Spot every line with the word "Impedances" and return it.

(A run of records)

* start *

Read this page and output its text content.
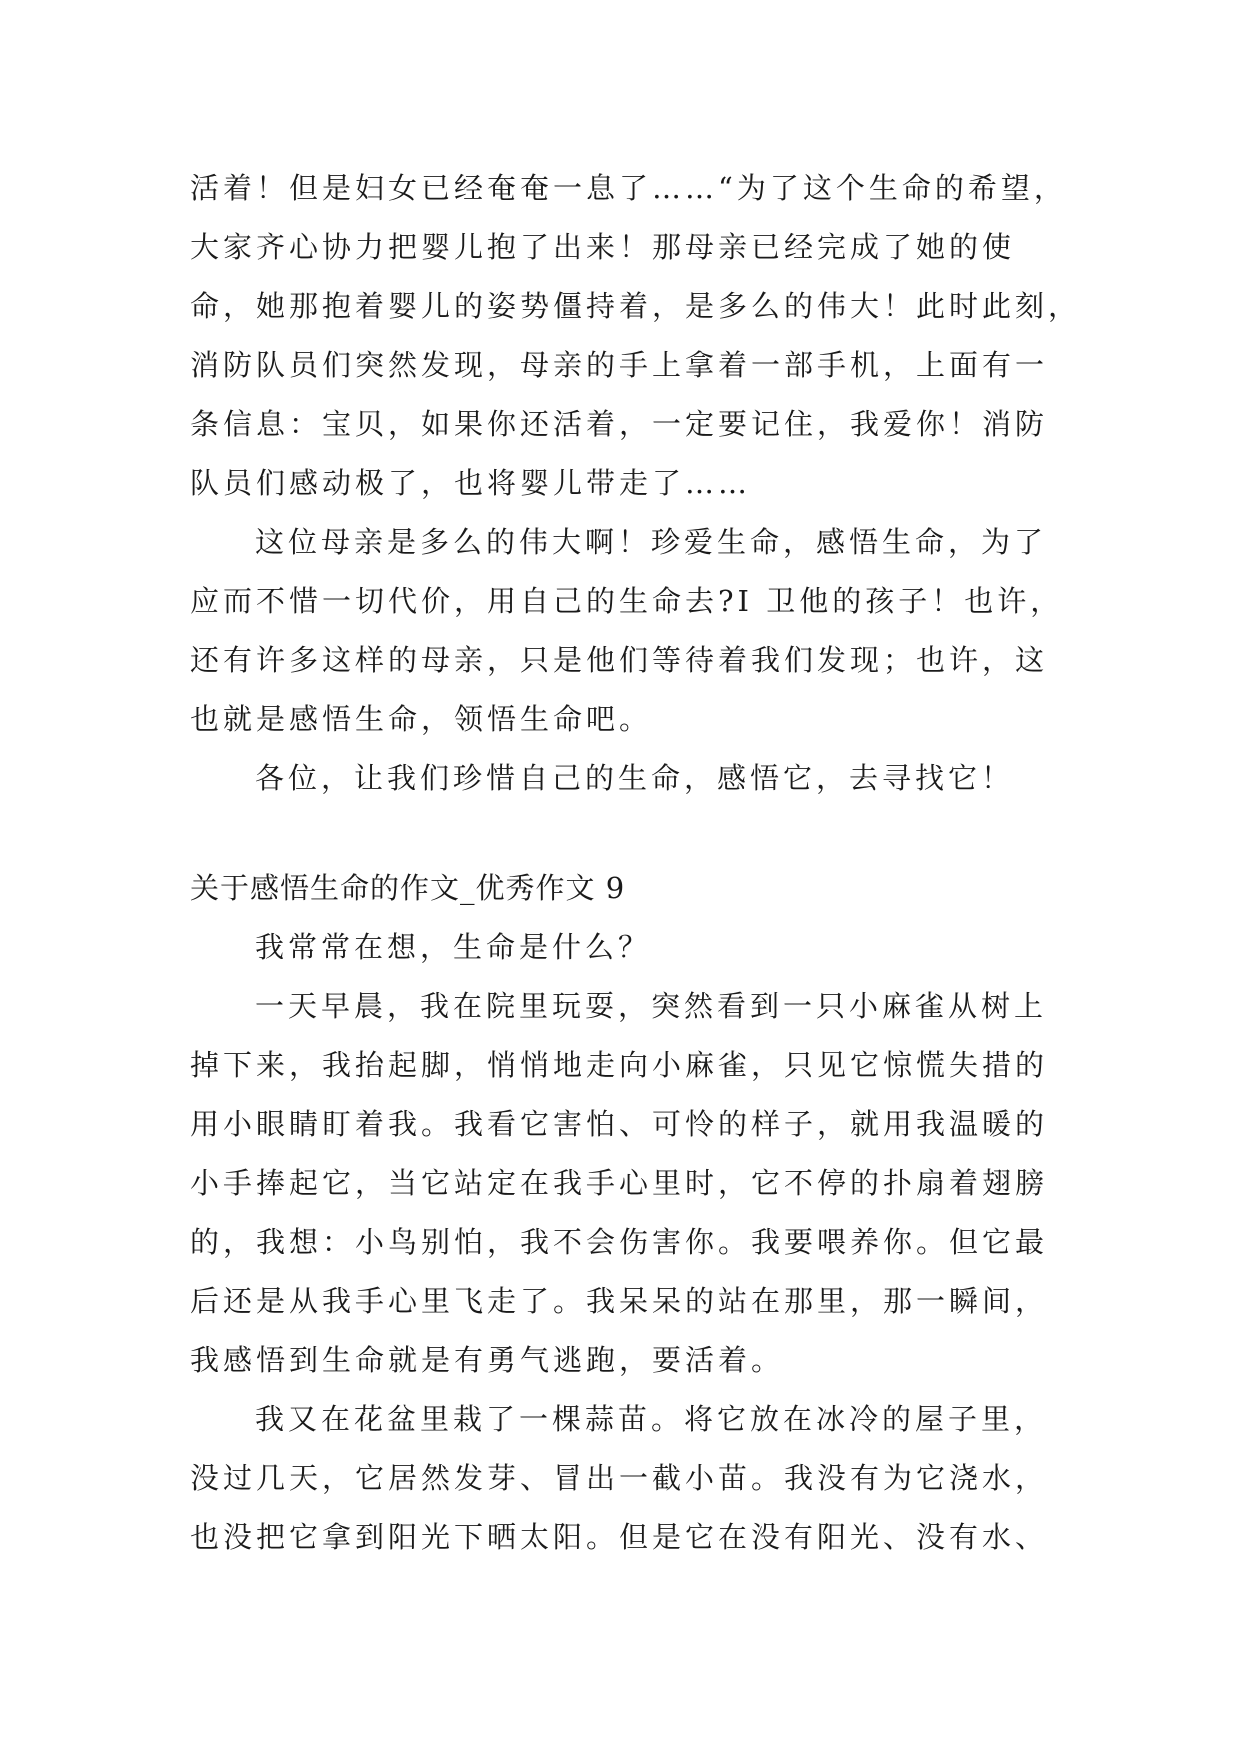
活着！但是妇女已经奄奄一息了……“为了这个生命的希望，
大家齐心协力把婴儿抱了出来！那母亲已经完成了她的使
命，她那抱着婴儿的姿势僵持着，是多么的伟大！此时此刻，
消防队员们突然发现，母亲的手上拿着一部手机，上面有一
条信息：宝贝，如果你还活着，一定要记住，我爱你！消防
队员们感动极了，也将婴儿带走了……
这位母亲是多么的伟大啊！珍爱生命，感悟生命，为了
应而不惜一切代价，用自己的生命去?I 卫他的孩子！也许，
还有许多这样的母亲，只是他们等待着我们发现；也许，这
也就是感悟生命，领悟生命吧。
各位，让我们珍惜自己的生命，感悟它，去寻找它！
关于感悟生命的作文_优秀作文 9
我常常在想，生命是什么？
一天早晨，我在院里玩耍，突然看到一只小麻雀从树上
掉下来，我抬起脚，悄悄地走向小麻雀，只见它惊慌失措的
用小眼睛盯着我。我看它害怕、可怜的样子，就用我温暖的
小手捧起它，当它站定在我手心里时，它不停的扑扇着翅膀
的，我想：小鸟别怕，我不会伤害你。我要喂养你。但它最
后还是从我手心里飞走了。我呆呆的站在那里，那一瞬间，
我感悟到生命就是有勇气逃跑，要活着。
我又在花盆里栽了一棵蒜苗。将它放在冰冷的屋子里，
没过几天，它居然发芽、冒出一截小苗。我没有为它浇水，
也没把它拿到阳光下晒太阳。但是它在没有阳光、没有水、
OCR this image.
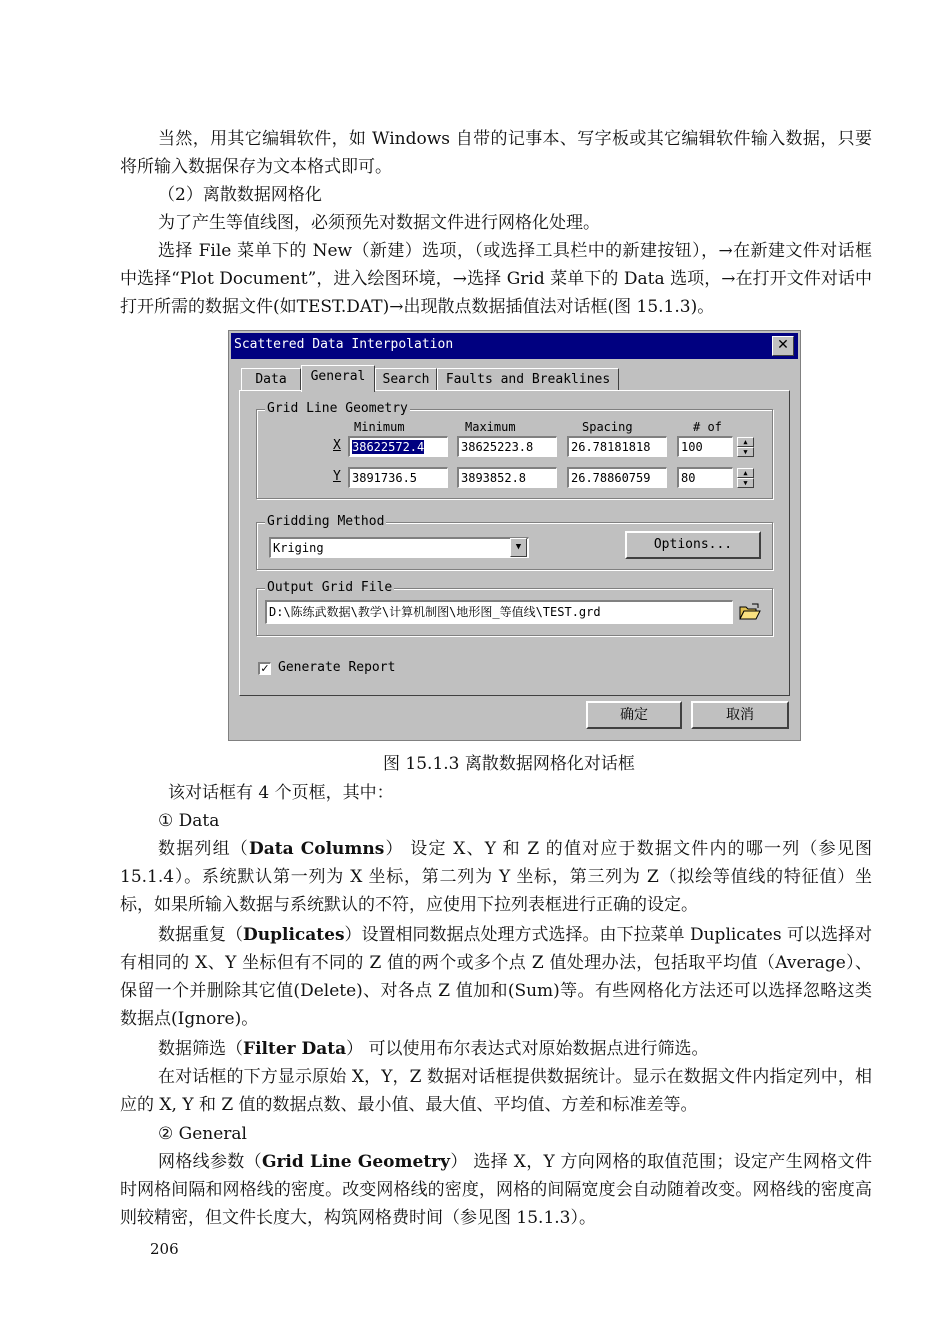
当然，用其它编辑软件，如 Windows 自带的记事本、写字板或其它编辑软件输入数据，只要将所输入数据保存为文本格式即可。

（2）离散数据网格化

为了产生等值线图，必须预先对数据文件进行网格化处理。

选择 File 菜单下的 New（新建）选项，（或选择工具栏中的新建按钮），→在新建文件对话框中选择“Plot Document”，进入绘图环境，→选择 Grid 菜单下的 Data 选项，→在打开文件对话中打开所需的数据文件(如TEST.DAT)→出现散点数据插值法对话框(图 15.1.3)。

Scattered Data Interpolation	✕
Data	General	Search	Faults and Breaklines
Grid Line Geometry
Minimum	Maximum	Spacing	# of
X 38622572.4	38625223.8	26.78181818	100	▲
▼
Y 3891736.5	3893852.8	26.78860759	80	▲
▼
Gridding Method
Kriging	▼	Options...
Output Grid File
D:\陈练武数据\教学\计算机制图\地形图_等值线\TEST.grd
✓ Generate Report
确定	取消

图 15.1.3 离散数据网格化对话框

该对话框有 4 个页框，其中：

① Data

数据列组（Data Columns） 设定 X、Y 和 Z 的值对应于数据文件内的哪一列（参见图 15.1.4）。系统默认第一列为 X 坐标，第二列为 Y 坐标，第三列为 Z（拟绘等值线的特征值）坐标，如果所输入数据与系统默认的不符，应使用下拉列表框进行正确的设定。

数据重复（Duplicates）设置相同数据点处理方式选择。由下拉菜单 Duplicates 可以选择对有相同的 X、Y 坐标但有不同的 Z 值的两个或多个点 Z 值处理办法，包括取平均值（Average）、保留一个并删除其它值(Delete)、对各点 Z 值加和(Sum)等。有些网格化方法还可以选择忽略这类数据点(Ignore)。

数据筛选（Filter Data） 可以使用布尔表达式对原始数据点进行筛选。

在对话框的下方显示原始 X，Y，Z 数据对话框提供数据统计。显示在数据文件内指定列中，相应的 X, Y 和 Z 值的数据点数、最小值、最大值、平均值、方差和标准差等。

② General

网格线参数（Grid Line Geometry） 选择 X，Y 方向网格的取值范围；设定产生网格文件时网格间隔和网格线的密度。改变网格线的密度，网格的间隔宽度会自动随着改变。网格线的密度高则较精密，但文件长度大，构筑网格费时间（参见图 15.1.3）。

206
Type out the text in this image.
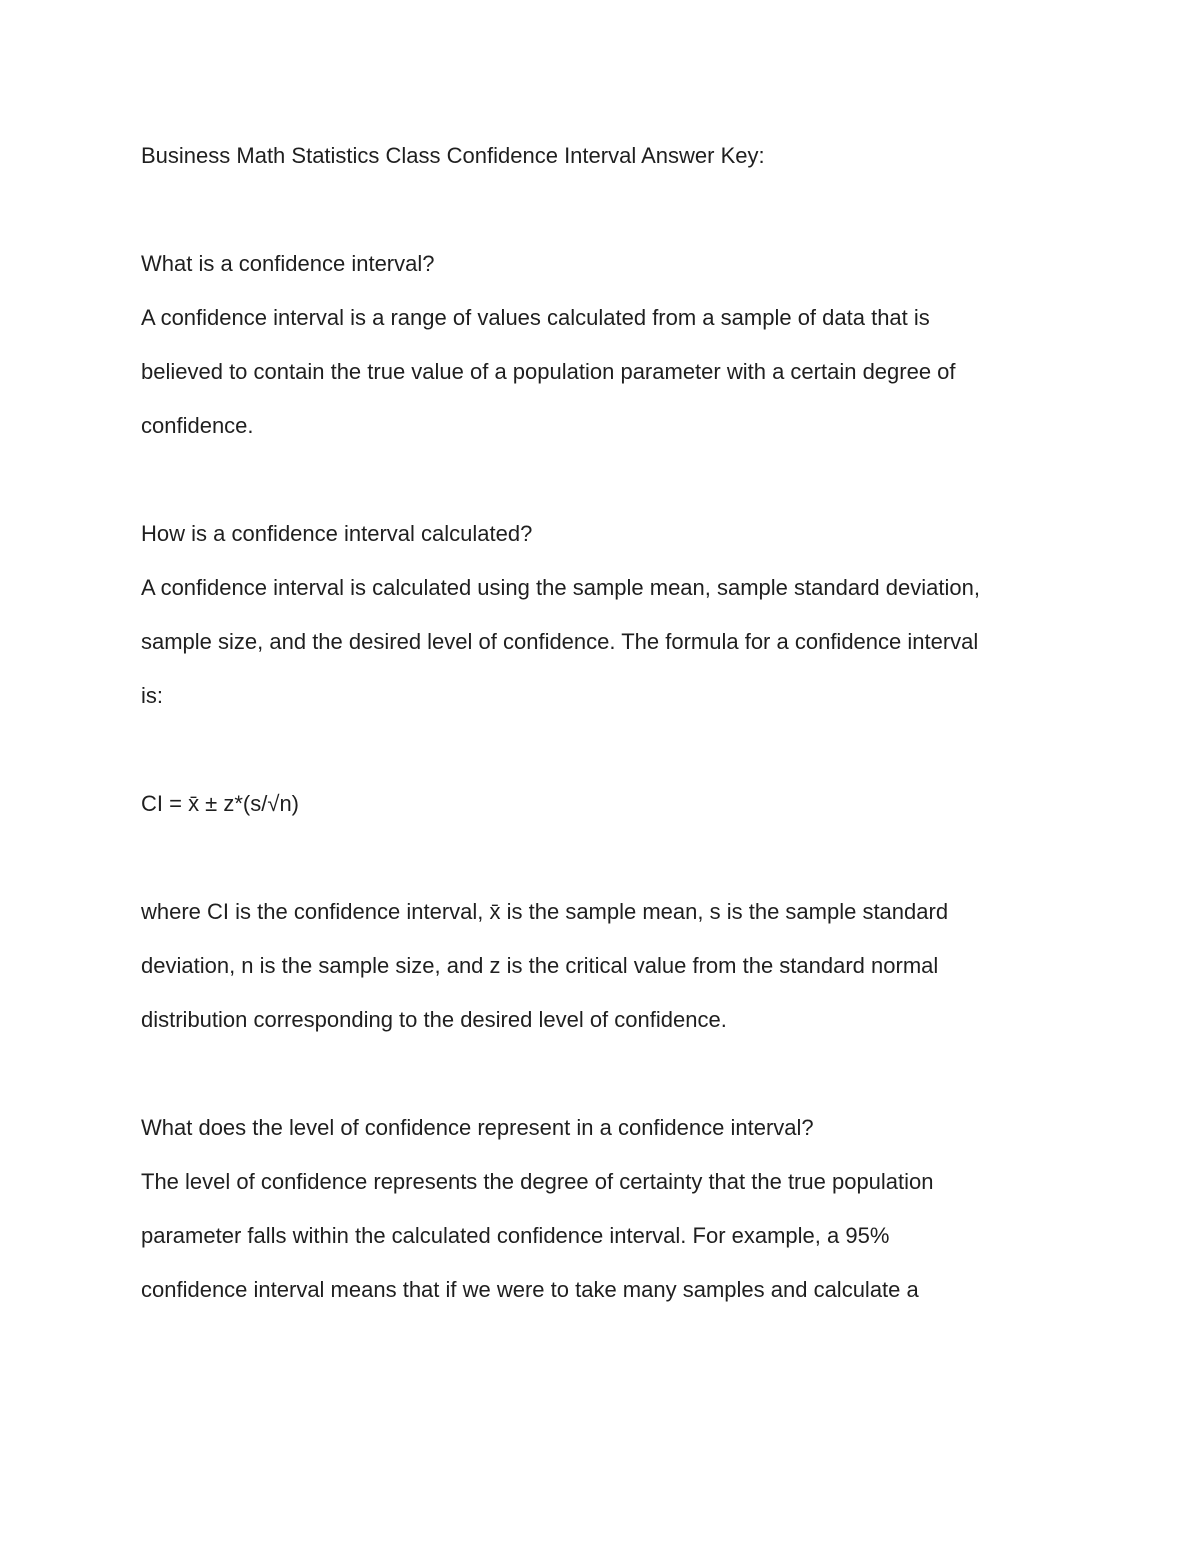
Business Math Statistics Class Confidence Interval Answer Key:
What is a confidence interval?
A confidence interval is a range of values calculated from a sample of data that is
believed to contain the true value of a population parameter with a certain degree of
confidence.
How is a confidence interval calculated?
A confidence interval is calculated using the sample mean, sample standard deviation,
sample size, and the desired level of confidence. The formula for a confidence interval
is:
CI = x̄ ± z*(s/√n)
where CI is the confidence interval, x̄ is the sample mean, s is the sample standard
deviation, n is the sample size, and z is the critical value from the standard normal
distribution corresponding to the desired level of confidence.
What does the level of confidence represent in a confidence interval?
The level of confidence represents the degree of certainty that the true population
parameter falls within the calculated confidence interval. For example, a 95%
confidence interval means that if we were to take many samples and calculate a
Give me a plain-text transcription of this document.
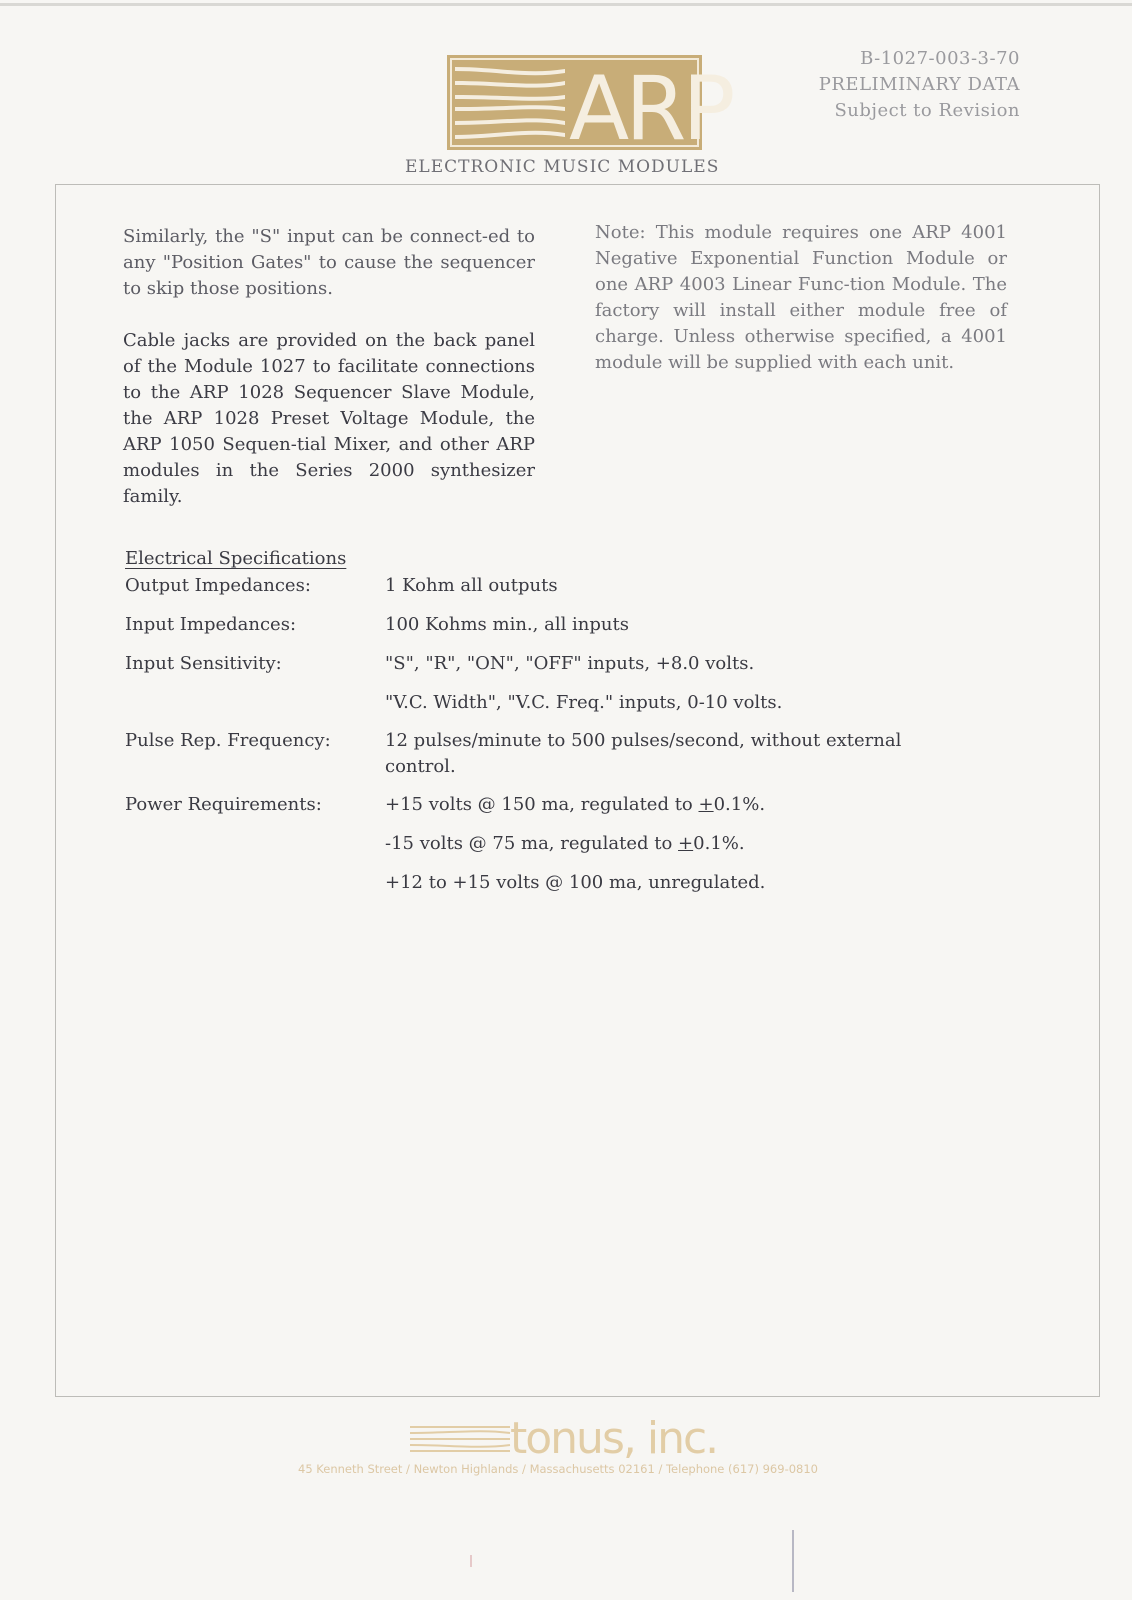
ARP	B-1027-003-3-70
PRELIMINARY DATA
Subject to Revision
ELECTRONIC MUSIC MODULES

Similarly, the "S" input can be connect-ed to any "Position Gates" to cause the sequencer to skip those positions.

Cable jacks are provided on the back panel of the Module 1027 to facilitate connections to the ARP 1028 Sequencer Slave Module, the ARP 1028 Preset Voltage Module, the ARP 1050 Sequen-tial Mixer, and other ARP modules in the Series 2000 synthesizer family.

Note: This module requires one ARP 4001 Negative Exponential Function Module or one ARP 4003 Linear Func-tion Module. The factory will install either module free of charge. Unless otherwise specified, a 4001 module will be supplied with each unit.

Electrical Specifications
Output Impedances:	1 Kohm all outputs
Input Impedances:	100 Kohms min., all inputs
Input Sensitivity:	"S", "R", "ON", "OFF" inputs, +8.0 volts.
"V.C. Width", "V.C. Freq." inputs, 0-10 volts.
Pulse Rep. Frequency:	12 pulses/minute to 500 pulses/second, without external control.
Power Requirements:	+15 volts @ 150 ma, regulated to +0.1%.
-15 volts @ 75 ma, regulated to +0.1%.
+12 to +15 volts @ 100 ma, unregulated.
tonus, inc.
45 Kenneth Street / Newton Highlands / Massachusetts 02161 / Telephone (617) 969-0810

* end *

▸ **Output for this task**
Output Impedances:	1 Kohm all outputs
Input Impedances:	100 Kohms min., all inputs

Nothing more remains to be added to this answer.